[Part of a data file]
——
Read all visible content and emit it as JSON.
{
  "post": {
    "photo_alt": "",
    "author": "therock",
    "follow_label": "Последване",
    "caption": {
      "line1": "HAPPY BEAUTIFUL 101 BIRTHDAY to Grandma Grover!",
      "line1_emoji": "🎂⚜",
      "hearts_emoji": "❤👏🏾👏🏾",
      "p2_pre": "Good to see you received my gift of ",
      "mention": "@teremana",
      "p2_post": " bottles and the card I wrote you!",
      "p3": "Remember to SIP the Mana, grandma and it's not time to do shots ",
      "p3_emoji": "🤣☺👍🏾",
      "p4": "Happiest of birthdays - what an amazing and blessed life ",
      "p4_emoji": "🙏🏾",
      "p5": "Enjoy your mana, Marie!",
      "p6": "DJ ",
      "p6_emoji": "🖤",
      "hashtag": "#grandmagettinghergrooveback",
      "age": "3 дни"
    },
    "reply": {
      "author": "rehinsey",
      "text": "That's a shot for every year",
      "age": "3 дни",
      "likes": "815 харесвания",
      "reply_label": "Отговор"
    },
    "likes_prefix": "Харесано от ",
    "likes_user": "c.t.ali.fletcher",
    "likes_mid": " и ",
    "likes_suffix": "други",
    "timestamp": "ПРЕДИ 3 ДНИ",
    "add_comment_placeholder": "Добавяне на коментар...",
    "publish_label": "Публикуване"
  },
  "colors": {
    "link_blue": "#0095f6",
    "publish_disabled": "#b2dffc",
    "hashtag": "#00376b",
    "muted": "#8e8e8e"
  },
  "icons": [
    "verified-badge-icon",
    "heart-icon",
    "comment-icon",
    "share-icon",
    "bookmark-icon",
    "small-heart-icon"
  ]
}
——
:: REQUIREMENTS ::
Every entry above should be retyped exactly as shown.

:: THE REPLY ::
Read all visible content and emit it as JSON.
{
  "post": {
    "photo_alt": "",
    "author": "therock",
    "follow_label": "Последване",
    "caption": {
      "line1": "HAPPY BEAUTIFUL 101 BIRTHDAY to Grandma Grover!",
      "line1_emoji": "🎂⚜",
      "hearts_emoji": "❤👏🏾👏🏾",
      "p2_pre": "Good to see you received my gift of ",
      "mention": "@teremana",
      "p2_post": " bottles and the card I wrote you!",
      "p3": "Remember to SIP the Mana, grandma and it's not time to do shots ",
      "p3_emoji": "🤣☺👍🏾",
      "p4": "Happiest of birthdays - what an amazing and blessed life ",
      "p4_emoji": "🙏🏾",
      "p5": "Enjoy your mana, Marie!",
      "p6": "DJ ",
      "p6_emoji": "🖤",
      "hashtag": "#grandmagettinghergrooveback",
      "age": "3 дни"
    },
    "reply": {
      "author": "rehinsey",
      "text": "That's a shot for every year",
      "age": "3 дни",
      "likes": "815 харесвания",
      "reply_label": "Отговор"
    },
    "likes_prefix": "Харесано от ",
    "likes_user": "c.t.ali.fletcher",
    "likes_mid": " и ",
    "likes_suffix": "други",
    "timestamp": "ПРЕДИ 3 ДНИ",
    "add_comment_placeholder": "Добавяне на коментар...",
    "publish_label": "Публикуване"
  },
  "colors": {
    "link_blue": "#0095f6",
    "publish_disabled": "#b2dffc",
    "hashtag": "#00376b",
    "muted": "#8e8e8e"
  },
  "icons": [
    "verified-badge-icon",
    "heart-icon",
    "comment-icon",
    "share-icon",
    "bookmark-icon",
    "small-heart-icon"
  ]
}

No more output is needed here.